--- BEGIN Record set ---

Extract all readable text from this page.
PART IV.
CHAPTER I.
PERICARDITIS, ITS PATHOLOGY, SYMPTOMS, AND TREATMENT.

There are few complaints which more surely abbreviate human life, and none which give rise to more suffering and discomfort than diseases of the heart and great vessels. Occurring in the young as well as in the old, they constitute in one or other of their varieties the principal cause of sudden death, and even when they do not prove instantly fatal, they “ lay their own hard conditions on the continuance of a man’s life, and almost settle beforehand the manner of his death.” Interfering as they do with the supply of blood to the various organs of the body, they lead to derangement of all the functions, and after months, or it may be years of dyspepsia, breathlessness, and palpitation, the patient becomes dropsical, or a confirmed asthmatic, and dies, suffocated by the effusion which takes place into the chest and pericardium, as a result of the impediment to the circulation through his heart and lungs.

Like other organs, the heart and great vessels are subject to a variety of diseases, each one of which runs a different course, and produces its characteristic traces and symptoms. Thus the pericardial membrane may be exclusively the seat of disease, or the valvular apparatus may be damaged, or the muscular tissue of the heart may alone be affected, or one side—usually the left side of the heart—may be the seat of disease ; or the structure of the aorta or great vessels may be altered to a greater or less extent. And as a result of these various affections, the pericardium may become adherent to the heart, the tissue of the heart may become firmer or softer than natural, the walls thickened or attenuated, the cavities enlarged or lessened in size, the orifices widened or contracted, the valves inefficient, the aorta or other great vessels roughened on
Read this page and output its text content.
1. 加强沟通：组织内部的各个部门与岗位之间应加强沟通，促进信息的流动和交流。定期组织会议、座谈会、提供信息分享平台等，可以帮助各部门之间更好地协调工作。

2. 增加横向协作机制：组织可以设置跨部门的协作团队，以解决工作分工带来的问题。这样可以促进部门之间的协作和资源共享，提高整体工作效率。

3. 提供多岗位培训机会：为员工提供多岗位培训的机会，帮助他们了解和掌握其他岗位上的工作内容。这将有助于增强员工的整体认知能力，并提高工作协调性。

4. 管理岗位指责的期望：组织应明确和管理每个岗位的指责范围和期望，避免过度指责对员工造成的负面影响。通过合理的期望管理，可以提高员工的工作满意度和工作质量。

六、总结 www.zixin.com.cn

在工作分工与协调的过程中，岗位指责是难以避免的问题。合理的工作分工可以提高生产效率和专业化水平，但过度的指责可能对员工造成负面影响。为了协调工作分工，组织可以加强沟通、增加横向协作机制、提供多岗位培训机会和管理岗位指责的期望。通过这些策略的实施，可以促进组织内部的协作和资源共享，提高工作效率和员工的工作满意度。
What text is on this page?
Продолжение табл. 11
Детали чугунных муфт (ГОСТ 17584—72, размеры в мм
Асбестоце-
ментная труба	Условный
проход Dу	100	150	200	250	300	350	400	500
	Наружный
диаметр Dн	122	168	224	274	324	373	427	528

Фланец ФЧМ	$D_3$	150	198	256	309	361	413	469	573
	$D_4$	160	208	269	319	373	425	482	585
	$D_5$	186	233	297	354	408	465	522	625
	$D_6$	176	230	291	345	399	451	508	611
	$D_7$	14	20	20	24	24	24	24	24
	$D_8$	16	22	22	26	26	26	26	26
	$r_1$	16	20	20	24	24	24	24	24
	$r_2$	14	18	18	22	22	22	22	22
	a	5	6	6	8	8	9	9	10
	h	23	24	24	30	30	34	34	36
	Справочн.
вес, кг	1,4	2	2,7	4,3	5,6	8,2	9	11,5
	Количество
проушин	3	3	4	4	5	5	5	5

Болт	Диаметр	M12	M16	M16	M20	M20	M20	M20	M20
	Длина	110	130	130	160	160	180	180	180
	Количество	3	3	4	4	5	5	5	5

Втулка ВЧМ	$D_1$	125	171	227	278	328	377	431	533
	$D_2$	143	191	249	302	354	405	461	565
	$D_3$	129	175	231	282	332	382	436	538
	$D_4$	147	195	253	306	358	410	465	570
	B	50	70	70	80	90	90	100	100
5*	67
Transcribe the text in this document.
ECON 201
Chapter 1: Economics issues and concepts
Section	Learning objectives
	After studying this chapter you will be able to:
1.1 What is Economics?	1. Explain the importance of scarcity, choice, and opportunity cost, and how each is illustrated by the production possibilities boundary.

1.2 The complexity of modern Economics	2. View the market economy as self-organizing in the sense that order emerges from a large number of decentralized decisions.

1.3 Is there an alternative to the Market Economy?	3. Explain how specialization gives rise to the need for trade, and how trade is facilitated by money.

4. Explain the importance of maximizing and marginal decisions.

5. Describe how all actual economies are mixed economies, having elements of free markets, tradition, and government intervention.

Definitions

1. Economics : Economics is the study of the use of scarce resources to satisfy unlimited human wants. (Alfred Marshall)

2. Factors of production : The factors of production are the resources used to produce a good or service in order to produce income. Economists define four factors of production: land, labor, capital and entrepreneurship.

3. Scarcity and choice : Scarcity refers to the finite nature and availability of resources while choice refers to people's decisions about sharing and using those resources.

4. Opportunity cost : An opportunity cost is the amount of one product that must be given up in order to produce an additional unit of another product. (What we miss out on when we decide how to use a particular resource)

--- END Record set ---

> **Description of the task**: Give all of the entries again, word for word.

> **Solved exercise**:
Extract all readable text from this page.
PART IV.
CHAPTER I.
PERICARDITIS, ITS PATHOLOGY, SYMPTOMS, AND TREATMENT.

There are few complaints which more surely abbreviate human life, and none which give rise to more suffering and discomfort than diseases of the heart and great vessels. Occurring in the young as well as in the old, they constitute in one or other of their varieties the principal cause of sudden death, and even when they do not prove instantly fatal, they “ lay their own hard conditions on the continuance of a man’s life, and almost settle beforehand the manner of his death.” Interfering as they do with the supply of blood to the various organs of the body, they lead to derangement of all the functions, and after months, or it may be years of dyspepsia, breathlessness, and palpitation, the patient becomes dropsical, or a confirmed asthmatic, and dies, suffocated by the effusion which takes place into the chest and pericardium, as a result of the impediment to the circulation through his heart and lungs.

Like other organs, the heart and great vessels are subject to a variety of diseases, each one of which runs a different course, and produces its characteristic traces and symptoms. Thus the pericardial membrane may be exclusively the seat of disease, or the valvular apparatus may be damaged, or the muscular tissue of the heart may alone be affected, or one side—usually the left side of the heart—may be the seat of disease ; or the structure of the aorta or great vessels may be altered to a greater or less extent. And as a result of these various affections, the pericardium may become adherent to the heart, the tissue of the heart may become firmer or softer than natural, the walls thickened or attenuated, the cavities enlarged or lessened in size, the orifices widened or contracted, the valves inefficient, the aorta or other great vessels roughened on
Read this page and output its text content.
1. 加强沟通：组织内部的各个部门与岗位之间应加强沟通，促进信息的流动和交流。定期组织会议、座谈会、提供信息分享平台等，可以帮助各部门之间更好地协调工作。

2. 增加横向协作机制：组织可以设置跨部门的协作团队，以解决工作分工带来的问题。这样可以促进部门之间的协作和资源共享，提高整体工作效率。

3. 提供多岗位培训机会：为员工提供多岗位培训的机会，帮助他们了解和掌握其他岗位上的工作内容。这将有助于增强员工的整体认知能力，并提高工作协调性。

4. 管理岗位指责的期望：组织应明确和管理每个岗位的指责范围和期望，避免过度指责对员工造成的负面影响。通过合理的期望管理，可以提高员工的工作满意度和工作质量。

六、总结 www.zixin.com.cn

在工作分工与协调的过程中，岗位指责是难以避免的问题。合理的工作分工可以提高生产效率和专业化水平，但过度的指责可能对员工造成负面影响。为了协调工作分工，组织可以加强沟通、增加横向协作机制、提供多岗位培训机会和管理岗位指责的期望。通过这些策略的实施，可以促进组织内部的协作和资源共享，提高工作效率和员工的工作满意度。
What text is on this page?
Продолжение табл. 11
Детали чугунных муфт (ГОСТ 17584—72, размеры в мм
Асбестоце-
ментная труба	Условный
проход Dу	100	150	200	250	300	350	400	500
	Наружный
диаметр Dн	122	168	224	274	324	373	427	528

Фланец ФЧМ	$D_3$	150	198	256	309	361	413	469	573
	$D_4$	160	208	269	319	373	425	482	585
	$D_5$	186	233	297	354	408	465	522	625
	$D_6$	176	230	291	345	399	451	508	611
	$D_7$	14	20	20	24	24	24	24	24
	$D_8$	16	22	22	26	26	26	26	26
	$r_1$	16	20	20	24	24	24	24	24
	$r_2$	14	18	18	22	22	22	22	22
	a	5	6	6	8	8	9	9	10
	h	23	24	24	30	30	34	34	36
	Справочн.
вес, кг	1,4	2	2,7	4,3	5,6	8,2	9	11,5
	Количество
проушин	3	3	4	4	5	5	5	5

Болт	Диаметр	M12	M16	M16	M20	M20	M20	M20	M20
	Длина	110	130	130	160	160	180	180	180
	Количество	3	3	4	4	5	5	5	5

Втулка ВЧМ	$D_1$	125	171	227	278	328	377	431	533
	$D_2$	143	191	249	302	354	405	461	565
	$D_3$	129	175	231	282	332	382	436	538
	$D_4$	147	195	253	306	358	410	465	570
	B	50	70	70	80	90	90	100	100
5*	67
Transcribe the text in this document.
ECON 201
Chapter 1: Economics issues and concepts
Section	Learning objectives
	After studying this chapter you will be able to:
1.1 What is Economics?	1. Explain the importance of scarcity, choice, and opportunity cost, and how each is illustrated by the production possibilities boundary.

1.2 The complexity of modern Economics	2. View the market economy as self-organizing in the sense that order emerges from a large number of decentralized decisions.

1.3 Is there an alternative to the Market Economy?	3. Explain how specialization gives rise to the need for trade, and how trade is facilitated by money.

4. Explain the importance of maximizing and marginal decisions.

5. Describe how all actual economies are mixed economies, having elements of free markets, tradition, and government intervention.

Definitions

1. Economics : Economics is the study of the use of scarce resources to satisfy unlimited human wants. (Alfred Marshall)

2. Factors of production : The factors of production are the resources used to produce a good or service in order to produce income. Economists define four factors of production: land, labor, capital and entrepreneurship.

3. Scarcity and choice : Scarcity refers to the finite nature and availability of resources while choice refers to people's decisions about sharing and using those resources.

4. Opportunity cost : An opportunity cost is the amount of one product that must be given up in order to produce an additional unit of another product. (What we miss out on when we decide how to use a particular resource)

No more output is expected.